[Opening EXERCISE TEXT section]

Just a minute with your accusations! Are you saying that manuscripts that the early Church and Saint Jerome never saw are more reliable than those contained in the Vulgate?

Q: Why did the early Church, all over the Christian world, for almost 4 centuries NEVER have these “modern discoveries”? Antiquity is no guarantee of authenticity, as many ancient writings were flat out rejected. We know the Qumran scrolls are old. Why do we assume, or strive to prove that they are authoritative? They either agree - re: faith and morals - with existing documents or they are to be disregarded as Christian teaching. There is no new revelation.

“Something” occurred between the world wars. This “something” has produced a 70+ year malaise in the Church; it has produced the greatest exodus from the faith in the recent age. Is malaise desirable? I wonder why “recent discoveries” cast doubts on all that went before. I know the evil one fairly well. I know his designs. I know the form of his mechanisms. He knows our weaknesses and itching ears.

[Closing EXERCISE TEXT section]
[Opening LISTED ENTRIES section]

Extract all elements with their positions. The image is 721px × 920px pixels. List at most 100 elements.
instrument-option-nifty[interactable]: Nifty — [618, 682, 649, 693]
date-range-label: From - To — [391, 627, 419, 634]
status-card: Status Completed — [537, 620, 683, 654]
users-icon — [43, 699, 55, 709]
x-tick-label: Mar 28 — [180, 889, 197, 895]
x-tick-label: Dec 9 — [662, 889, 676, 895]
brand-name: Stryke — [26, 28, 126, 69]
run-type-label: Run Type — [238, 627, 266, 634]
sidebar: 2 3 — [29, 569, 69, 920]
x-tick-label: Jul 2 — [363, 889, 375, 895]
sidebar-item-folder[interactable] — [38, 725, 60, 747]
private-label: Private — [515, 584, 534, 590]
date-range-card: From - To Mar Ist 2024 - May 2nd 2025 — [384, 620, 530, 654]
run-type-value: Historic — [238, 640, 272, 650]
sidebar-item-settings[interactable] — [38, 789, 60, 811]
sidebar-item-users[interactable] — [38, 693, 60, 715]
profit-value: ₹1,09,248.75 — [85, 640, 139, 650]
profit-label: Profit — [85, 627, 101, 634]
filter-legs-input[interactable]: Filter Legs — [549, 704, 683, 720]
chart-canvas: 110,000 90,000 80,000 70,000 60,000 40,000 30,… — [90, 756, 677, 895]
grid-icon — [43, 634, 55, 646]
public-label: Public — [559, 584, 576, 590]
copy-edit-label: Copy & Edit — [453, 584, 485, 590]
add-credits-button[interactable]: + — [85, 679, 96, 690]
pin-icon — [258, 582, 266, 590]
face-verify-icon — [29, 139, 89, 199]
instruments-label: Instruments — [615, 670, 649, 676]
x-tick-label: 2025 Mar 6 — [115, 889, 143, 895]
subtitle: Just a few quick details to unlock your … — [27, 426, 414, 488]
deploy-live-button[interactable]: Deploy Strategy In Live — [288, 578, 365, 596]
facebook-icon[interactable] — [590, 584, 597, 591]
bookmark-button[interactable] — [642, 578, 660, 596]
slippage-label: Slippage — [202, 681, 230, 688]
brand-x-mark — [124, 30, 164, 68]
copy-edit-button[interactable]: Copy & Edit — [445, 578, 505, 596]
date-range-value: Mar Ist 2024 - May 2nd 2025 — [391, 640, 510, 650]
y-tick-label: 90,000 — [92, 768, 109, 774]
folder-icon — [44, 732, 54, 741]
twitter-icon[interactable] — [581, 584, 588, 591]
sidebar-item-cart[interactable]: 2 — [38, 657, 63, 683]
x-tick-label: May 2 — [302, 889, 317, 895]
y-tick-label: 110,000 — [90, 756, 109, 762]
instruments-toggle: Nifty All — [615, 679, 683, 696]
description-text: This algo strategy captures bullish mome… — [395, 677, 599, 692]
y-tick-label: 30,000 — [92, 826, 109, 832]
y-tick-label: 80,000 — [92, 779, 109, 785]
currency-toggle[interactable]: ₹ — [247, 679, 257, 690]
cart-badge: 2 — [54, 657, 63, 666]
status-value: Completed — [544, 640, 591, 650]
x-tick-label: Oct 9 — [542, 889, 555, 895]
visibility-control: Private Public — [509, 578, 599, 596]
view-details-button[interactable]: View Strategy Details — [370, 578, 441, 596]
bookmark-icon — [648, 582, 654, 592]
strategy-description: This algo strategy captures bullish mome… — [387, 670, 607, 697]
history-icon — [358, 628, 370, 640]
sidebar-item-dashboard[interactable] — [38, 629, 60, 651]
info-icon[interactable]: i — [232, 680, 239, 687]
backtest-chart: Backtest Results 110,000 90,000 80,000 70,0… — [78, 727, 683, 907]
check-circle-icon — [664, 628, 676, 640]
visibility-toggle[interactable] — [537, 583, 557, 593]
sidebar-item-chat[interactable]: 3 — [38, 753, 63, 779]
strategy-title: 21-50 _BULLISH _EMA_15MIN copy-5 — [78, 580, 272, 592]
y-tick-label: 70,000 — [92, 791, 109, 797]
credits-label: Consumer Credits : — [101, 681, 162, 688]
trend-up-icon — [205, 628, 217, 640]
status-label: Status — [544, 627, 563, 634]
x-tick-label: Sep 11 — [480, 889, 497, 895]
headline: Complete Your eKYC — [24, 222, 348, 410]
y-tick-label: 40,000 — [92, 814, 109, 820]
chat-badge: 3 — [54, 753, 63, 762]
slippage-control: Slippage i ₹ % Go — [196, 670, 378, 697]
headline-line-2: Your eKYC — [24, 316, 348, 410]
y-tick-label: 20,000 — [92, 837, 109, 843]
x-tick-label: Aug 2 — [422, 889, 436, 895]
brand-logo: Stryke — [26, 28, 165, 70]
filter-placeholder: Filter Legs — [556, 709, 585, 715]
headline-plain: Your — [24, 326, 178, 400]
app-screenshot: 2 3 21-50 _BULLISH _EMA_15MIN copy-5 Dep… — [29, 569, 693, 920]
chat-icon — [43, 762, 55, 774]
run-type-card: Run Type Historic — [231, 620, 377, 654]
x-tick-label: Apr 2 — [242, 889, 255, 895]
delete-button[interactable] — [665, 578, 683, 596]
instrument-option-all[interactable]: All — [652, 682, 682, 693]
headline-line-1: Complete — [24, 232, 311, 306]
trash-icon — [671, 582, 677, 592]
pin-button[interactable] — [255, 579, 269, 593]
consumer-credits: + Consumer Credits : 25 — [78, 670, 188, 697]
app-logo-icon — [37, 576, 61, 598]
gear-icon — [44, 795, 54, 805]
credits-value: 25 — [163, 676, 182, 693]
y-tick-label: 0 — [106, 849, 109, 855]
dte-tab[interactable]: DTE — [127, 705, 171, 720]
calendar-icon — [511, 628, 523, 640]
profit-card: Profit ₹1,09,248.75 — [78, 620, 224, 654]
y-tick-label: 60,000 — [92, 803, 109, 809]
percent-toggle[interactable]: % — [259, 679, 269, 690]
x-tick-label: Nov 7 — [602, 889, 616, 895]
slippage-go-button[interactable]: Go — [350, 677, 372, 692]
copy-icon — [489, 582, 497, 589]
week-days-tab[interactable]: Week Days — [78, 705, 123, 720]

[Closing LISTED ENTRIES section]

**TASK INSTRUCTIONS:**
**a)** Can you write out the text on the Vulgate and early manuscripts, from "Q: Why did the" to "no new revelation."?
**b)** How would you extend the text on the early Church and "modern discoveries" beyond its last sentence?

**WRITTEN ANSWERS:**
**a)**
Q: Why did the early Church, all over the Christian world, for almost 4 centuries NEVER have these “modern discoveries”? Antiquity is no guarantee of authenticity, as many ancient writings were flat out rejected. We know the Qumran scrolls are old. Why do we assume, or strive to prove that they are authoritative? They either agree - re: faith and morals - with existing documents or they are to be disregarded as Christian teaching. There is no new revelation.

**b)**
Examine how Fr. Dorindo Ruotolo was persecuted by the Church he loved - for daring to “out” the modernists both for who - and what - they were:
"He accused [historical-critical methods] of being the product of an “accursed spirit of pride, presumption, and superficiality, disguised under minute investigations and hypocritical literal exactness.”
For speaking truth to power, his faculties were revoked by Pope Benedict XV; his bible commentary placed on the list of forbidden books!

Today, he is a Servant of God. Was he wrong, or did he step on modernist toes?

Frankly, I think the “recent discoveries” risk being spurious documents. Secondly, I believe that “modern scholarship” is a deception emanating from the spirit realm. Both have infected the Church like Covid.

Fallen human nature, its outsized ego (and resulting immaturity) hate dissent.

Test the spirits. Any spirit which dissolves Christ is antichrist.